- GIVEN REQUEST -
Each line containing the word "date" must be reported.

[Data extracted from a collection]
───
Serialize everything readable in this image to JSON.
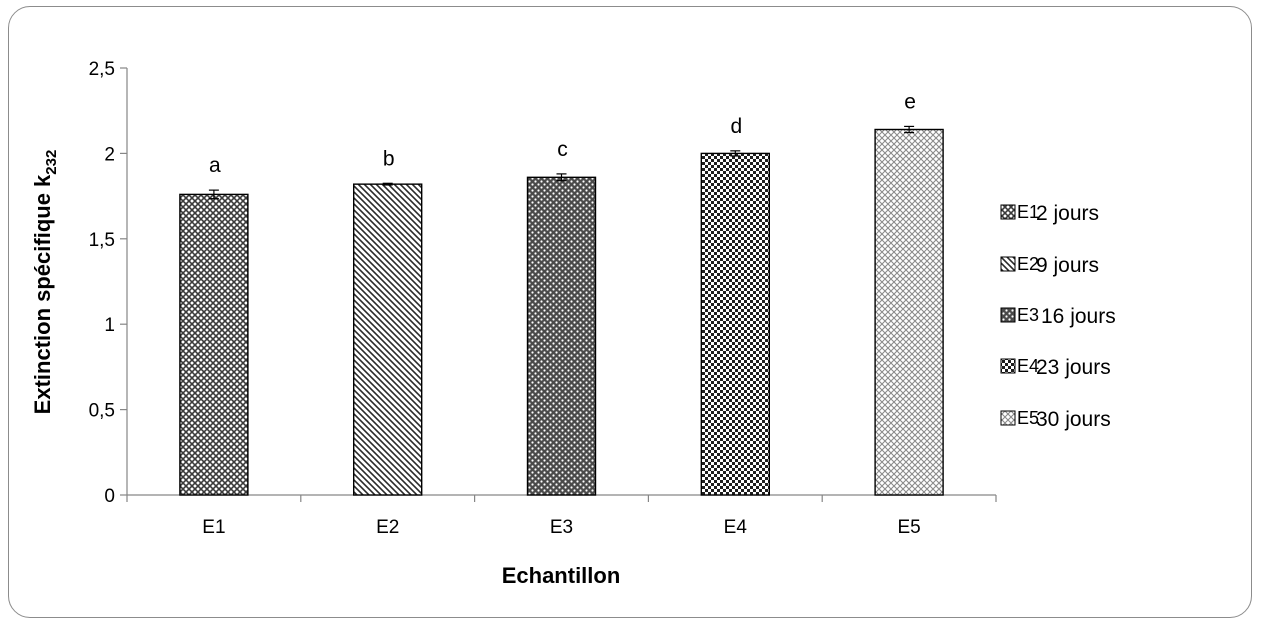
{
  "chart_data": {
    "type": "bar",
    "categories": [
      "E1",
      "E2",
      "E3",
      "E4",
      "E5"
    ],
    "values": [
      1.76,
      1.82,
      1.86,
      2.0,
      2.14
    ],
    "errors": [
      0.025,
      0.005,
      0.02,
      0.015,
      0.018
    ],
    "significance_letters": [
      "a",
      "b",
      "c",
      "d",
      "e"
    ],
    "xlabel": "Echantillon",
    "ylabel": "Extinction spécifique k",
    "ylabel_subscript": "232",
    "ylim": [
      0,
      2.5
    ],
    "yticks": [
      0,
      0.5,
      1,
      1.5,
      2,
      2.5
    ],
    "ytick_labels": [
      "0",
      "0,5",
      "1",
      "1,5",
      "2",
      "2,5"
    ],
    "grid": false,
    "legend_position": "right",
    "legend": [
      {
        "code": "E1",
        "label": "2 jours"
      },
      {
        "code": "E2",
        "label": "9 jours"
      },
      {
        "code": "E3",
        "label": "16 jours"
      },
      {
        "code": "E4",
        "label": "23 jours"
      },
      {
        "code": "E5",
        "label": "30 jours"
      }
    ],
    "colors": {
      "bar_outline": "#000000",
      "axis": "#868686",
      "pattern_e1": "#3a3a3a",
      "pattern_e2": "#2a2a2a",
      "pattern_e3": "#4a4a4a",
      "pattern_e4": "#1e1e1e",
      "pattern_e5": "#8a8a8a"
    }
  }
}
───
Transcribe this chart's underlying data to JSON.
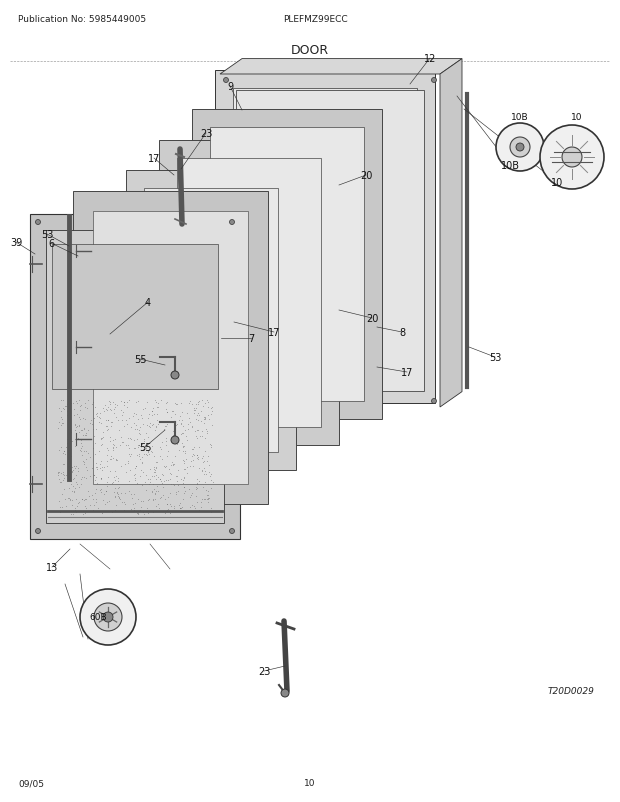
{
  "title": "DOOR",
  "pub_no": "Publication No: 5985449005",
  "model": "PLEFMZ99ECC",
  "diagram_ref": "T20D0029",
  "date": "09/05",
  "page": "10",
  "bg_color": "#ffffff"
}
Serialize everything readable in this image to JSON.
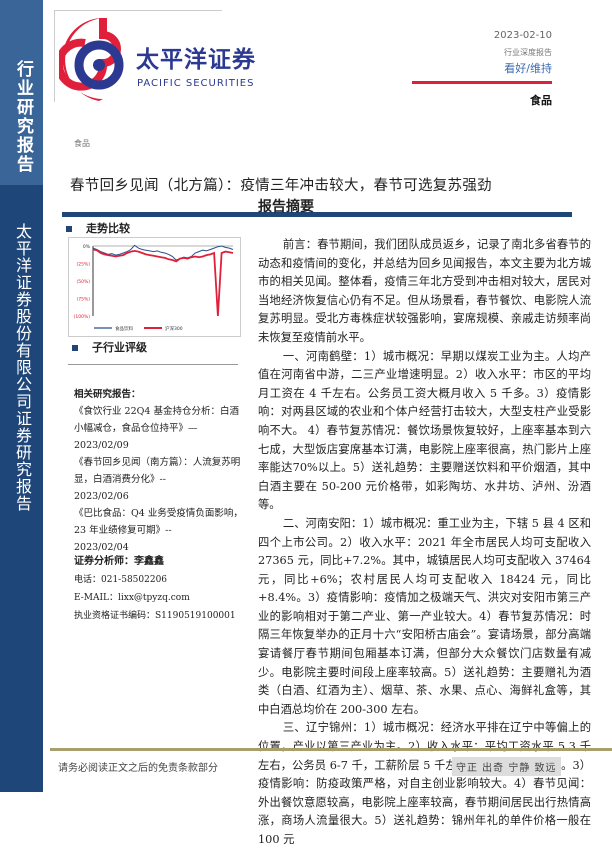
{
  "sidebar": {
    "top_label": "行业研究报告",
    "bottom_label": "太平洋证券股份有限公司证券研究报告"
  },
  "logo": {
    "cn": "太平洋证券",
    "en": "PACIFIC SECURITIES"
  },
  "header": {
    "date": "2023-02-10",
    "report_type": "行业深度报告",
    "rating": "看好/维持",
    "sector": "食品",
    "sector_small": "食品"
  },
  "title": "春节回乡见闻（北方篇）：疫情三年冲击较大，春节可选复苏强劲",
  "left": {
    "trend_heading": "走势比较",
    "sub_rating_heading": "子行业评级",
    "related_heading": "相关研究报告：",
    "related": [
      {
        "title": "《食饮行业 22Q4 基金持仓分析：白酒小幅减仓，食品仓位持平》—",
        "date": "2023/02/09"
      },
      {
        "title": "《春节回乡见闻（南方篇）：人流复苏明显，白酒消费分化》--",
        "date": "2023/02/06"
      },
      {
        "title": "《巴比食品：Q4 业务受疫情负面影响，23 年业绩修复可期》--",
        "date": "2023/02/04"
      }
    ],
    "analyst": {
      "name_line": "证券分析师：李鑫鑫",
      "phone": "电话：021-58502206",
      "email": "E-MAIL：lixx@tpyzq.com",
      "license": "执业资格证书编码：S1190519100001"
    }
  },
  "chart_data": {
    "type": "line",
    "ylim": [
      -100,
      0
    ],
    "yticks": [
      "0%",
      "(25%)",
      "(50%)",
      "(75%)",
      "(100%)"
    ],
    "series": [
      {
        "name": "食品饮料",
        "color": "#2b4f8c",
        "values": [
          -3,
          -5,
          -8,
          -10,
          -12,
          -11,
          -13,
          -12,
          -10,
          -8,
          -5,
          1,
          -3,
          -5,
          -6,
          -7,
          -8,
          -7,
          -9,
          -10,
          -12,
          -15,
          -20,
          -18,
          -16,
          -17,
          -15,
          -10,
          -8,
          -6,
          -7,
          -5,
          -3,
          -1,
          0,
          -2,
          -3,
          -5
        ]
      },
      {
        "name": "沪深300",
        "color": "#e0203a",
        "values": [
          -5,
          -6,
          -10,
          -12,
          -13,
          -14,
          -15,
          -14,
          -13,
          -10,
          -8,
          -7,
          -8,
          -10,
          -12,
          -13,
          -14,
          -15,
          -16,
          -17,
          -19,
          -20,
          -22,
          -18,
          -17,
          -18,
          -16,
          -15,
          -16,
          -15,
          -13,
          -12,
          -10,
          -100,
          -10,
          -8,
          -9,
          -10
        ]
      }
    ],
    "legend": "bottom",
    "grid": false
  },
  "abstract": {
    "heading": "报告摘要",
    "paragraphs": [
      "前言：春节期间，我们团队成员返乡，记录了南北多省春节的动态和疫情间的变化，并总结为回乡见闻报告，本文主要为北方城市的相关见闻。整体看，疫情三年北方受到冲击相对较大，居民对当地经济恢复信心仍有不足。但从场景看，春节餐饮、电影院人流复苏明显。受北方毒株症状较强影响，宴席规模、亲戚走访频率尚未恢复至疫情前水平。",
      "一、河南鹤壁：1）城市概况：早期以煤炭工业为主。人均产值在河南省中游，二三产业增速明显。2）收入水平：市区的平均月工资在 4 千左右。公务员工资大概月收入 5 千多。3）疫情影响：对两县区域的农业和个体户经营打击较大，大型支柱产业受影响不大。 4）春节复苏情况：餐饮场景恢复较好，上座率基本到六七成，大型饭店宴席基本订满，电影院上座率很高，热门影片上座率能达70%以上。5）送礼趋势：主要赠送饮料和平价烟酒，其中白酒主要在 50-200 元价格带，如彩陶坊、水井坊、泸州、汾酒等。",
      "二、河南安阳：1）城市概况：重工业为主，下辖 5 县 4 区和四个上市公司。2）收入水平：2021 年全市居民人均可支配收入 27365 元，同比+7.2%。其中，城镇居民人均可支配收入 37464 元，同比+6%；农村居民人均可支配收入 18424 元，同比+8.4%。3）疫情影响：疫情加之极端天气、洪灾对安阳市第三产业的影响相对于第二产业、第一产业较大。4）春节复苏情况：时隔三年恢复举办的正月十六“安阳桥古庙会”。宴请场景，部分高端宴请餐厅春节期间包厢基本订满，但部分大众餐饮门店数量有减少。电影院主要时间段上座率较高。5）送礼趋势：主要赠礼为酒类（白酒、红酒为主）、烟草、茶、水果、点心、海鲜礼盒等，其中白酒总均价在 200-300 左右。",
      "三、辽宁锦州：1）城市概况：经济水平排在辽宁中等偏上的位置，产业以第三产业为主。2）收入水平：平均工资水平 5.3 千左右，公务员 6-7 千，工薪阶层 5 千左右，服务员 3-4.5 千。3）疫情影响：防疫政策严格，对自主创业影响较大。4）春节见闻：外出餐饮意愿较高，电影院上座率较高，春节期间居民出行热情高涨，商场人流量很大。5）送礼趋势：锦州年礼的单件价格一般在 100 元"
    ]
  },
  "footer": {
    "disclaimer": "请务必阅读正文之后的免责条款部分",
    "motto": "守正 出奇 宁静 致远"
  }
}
───
- COMPLETE RESPONSE -
  "date": "09/05",
    "date": "2023-02-10",
        "date": "2023/02/09"
        "date": "2023/02/06"
        "date": "2023/02/04"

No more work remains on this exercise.